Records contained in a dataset
◇ ◇ ◇ ◇ ◇ ◇ ◇
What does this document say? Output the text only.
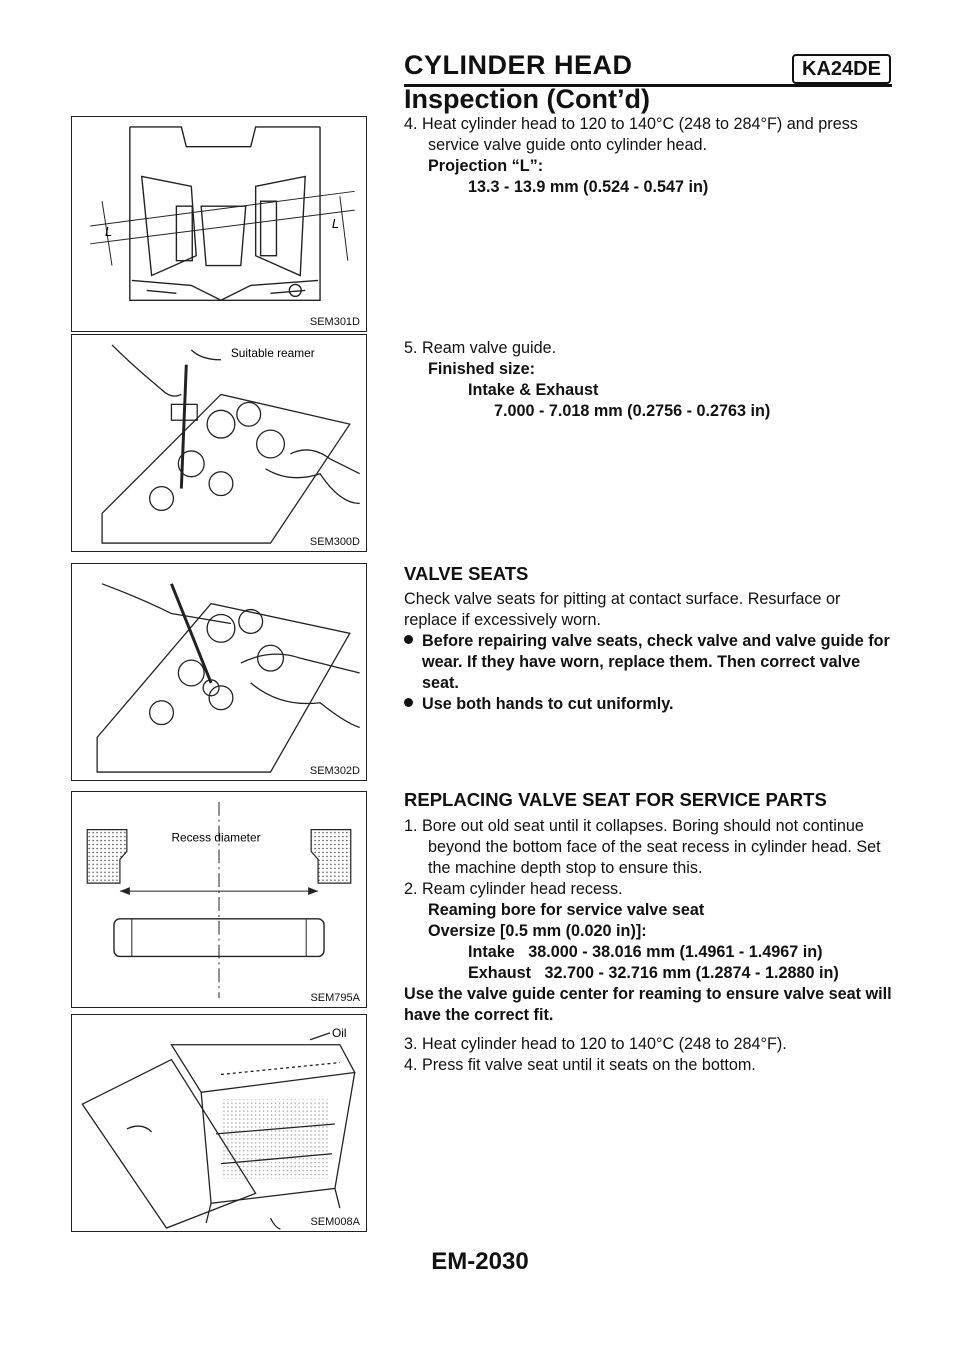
CYLINDER HEAD	KA24DE
Inspection (Cont’d)
L
L
SEM301D
Suitable reamer
SEM300D
SEM302D
Recess diameter
SEM795A
Oil
SEM008A
4. Heat cylinder head to 120 to 140°C (248 to 284°F) and press service valve guide onto cylinder head.
Projection “L”:
13.3 - 13.9 mm (0.524 - 0.547 in)
5. Ream valve guide.
Finished size:
Intake & Exhaust
7.000 - 7.018 mm (0.2756 - 0.2763 in)
VALVE SEATS
Check valve seats for pitting at contact surface. Resurface or replace if excessively worn.
Before repairing valve seats, check valve and valve guide for wear. If they have worn, replace them. Then correct valve seat.
Use both hands to cut uniformly.
REPLACING VALVE SEAT FOR SERVICE PARTS
1. Bore out old seat until it collapses. Boring should not continue beyond the bottom face of the seat recess in cylinder head. Set the machine depth stop to ensure this.
2. Ream cylinder head recess.
Reaming bore for service valve seat
Oversize [0.5 mm (0.020 in)]:
Intake   38.000 - 38.016 mm (1.4961 - 1.4967 in)
Exhaust   32.700 - 32.716 mm (1.2874 - 1.2880 in)
Use the valve guide center for reaming to ensure valve seat will have the correct fit.
3. Heat cylinder head to 120 to 140°C (248 to 284°F).
4. Press fit valve seat until it seats on the bottom.
EM-2030
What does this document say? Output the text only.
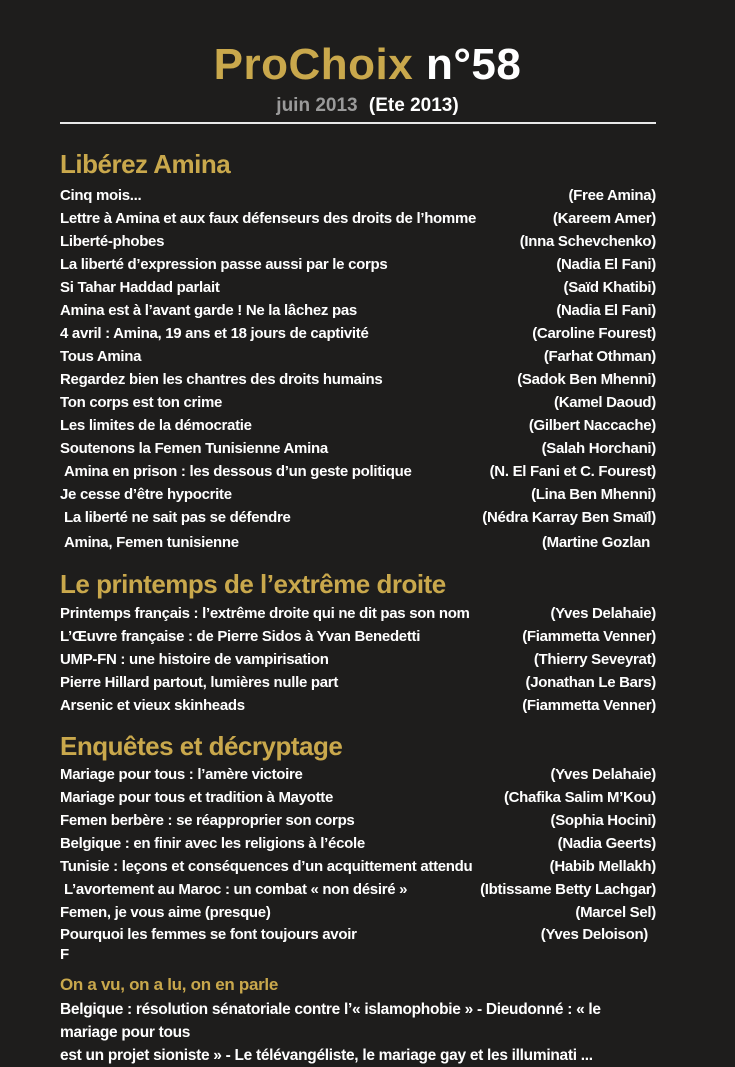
ProChoix n°58
juin 2013 (Ete 2013)
Libérez Amina
Cinq mois...	(Free Amina)
Lettre à Amina et aux faux défenseurs des droits de l’homme	(Kareem Amer)
Liberté-phobes	(Inna Schevchenko)
La liberté d’expression passe aussi par le corps	(Nadia El Fani)
Si Tahar Haddad parlait	(Saïd Khatibi)
Amina est à l’avant garde ! Ne la lâchez pas	(Nadia El Fani)
4 avril : Amina, 19 ans et 18 jours de captivité	(Caroline Fourest)
Tous Amina	(Farhat Othman)
Regardez bien les chantres des droits humains	(Sadok Ben Mhenni)
Ton corps est ton crime	(Kamel Daoud)
Les limites de la démocratie	(Gilbert Naccache)
Soutenons la Femen Tunisienne Amina	(Salah Horchani)
Amina en prison : les dessous d’un geste politique	(N. El Fani et C. Fourest)
Je cesse d’être hypocrite	(Lina Ben Mhenni)
La liberté ne sait pas se défendre	(Nédra Karray Ben Smaïl)
Amina, Femen tunisienne	(Martine Gozlan
Le printemps de l’extrême droite
Printemps français : l’extrême droite qui ne dit pas son nom	(Yves Delahaie)
L’Œuvre française : de Pierre Sidos à Yvan Benedetti	(Fiammetta Venner)
UMP-FN : une histoire de vampirisation	(Thierry Seveyrat)
Pierre Hillard partout, lumières nulle part	(Jonathan Le Bars)
Arsenic et vieux skinheads	(Fiammetta Venner)
Enquêtes et décryptage
Mariage pour tous : l’amère victoire	(Yves Delahaie)
Mariage pour tous et tradition à Mayotte	(Chafika Salim M’Kou)
Femen berbère : se réapproprier son corps	(Sophia Hocini)
Belgique : en finir avec les religions à l’école	(Nadia Geerts)
Tunisie : leçons et conséquences d’un acquittement attendu	(Habib Mellakh)
L’avortement au Maroc : un combat « non désiré »	(Ibtissame Betty Lachgar)
Femen, je vous aime (presque)	(Marcel Sel)
Pourquoi les femmes se font toujours avoir	(Yves Deloison)
F
On a vu, on a lu, on en parle
Belgique : résolution sénatoriale contre l’« islamophobie » - Dieudonné : « le mariage pour tous
est un projet sioniste » - Le télévangéliste, le mariage gay et les illuminati ...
◇ ◇ ◇ ◇ ◇ ◇ ◇
### TASK PROMPT
Give all the lines above again, character for character, without pictures.

### RESULT BELOW
What does this document say? Output the text only.
CYLINDER HEAD	KA24DE
Inspection (Cont’d)
L
L
SEM301D
Suitable reamer
SEM300D
SEM302D
Recess diameter
SEM795A
Oil
SEM008A
4. Heat cylinder head to 120 to 140°C (248 to 284°F) and press service valve guide onto cylinder head.
Projection “L”:
13.3 - 13.9 mm (0.524 - 0.547 in)
5. Ream valve guide.
Finished size:
Intake & Exhaust
7.000 - 7.018 mm (0.2756 - 0.2763 in)
VALVE SEATS
Check valve seats for pitting at contact surface. Resurface or replace if excessively worn.
Before repairing valve seats, check valve and valve guide for wear. If they have worn, replace them. Then correct valve seat.
Use both hands to cut uniformly.
REPLACING VALVE SEAT FOR SERVICE PARTS
1. Bore out old seat until it collapses. Boring should not continue beyond the bottom face of the seat recess in cylinder head. Set the machine depth stop to ensure this.
2. Ream cylinder head recess.
Reaming bore for service valve seat
Oversize [0.5 mm (0.020 in)]:
Intake   38.000 - 38.016 mm (1.4961 - 1.4967 in)
Exhaust   32.700 - 32.716 mm (1.2874 - 1.2880 in)
Use the valve guide center for reaming to ensure valve seat will have the correct fit.
3. Heat cylinder head to 120 to 140°C (248 to 284°F).
4. Press fit valve seat until it seats on the bottom.
EM-2030
What does this document say? Output the text only.
ProChoix n°58
juin 2013 (Ete 2013)
Libérez Amina
Cinq mois...	(Free Amina)
Lettre à Amina et aux faux défenseurs des droits de l’homme	(Kareem Amer)
Liberté-phobes	(Inna Schevchenko)
La liberté d’expression passe aussi par le corps	(Nadia El Fani)
Si Tahar Haddad parlait	(Saïd Khatibi)
Amina est à l’avant garde ! Ne la lâchez pas	(Nadia El Fani)
4 avril : Amina, 19 ans et 18 jours de captivité	(Caroline Fourest)
Tous Amina	(Farhat Othman)
Regardez bien les chantres des droits humains	(Sadok Ben Mhenni)
Ton corps est ton crime	(Kamel Daoud)
Les limites de la démocratie	(Gilbert Naccache)
Soutenons la Femen Tunisienne Amina	(Salah Horchani)
Amina en prison : les dessous d’un geste politique	(N. El Fani et C. Fourest)
Je cesse d’être hypocrite	(Lina Ben Mhenni)
La liberté ne sait pas se défendre	(Nédra Karray Ben Smaïl)
Amina, Femen tunisienne	(Martine Gozlan
Le printemps de l’extrême droite
Printemps français : l’extrême droite qui ne dit pas son nom	(Yves Delahaie)
L’Œuvre française : de Pierre Sidos à Yvan Benedetti	(Fiammetta Venner)
UMP-FN : une histoire de vampirisation	(Thierry Seveyrat)
Pierre Hillard partout, lumières nulle part	(Jonathan Le Bars)
Arsenic et vieux skinheads	(Fiammetta Venner)
Enquêtes et décryptage
Mariage pour tous : l’amère victoire	(Yves Delahaie)
Mariage pour tous et tradition à Mayotte	(Chafika Salim M’Kou)
Femen berbère : se réapproprier son corps	(Sophia Hocini)
Belgique : en finir avec les religions à l’école	(Nadia Geerts)
Tunisie : leçons et conséquences d’un acquittement attendu	(Habib Mellakh)
L’avortement au Maroc : un combat « non désiré »	(Ibtissame Betty Lachgar)
Femen, je vous aime (presque)	(Marcel Sel)
Pourquoi les femmes se font toujours avoir	(Yves Deloison)
F
On a vu, on a lu, on en parle
Belgique : résolution sénatoriale contre l’« islamophobie » - Dieudonné : « le mariage pour tous
est un projet sioniste » - Le télévangéliste, le mariage gay et les illuminati ...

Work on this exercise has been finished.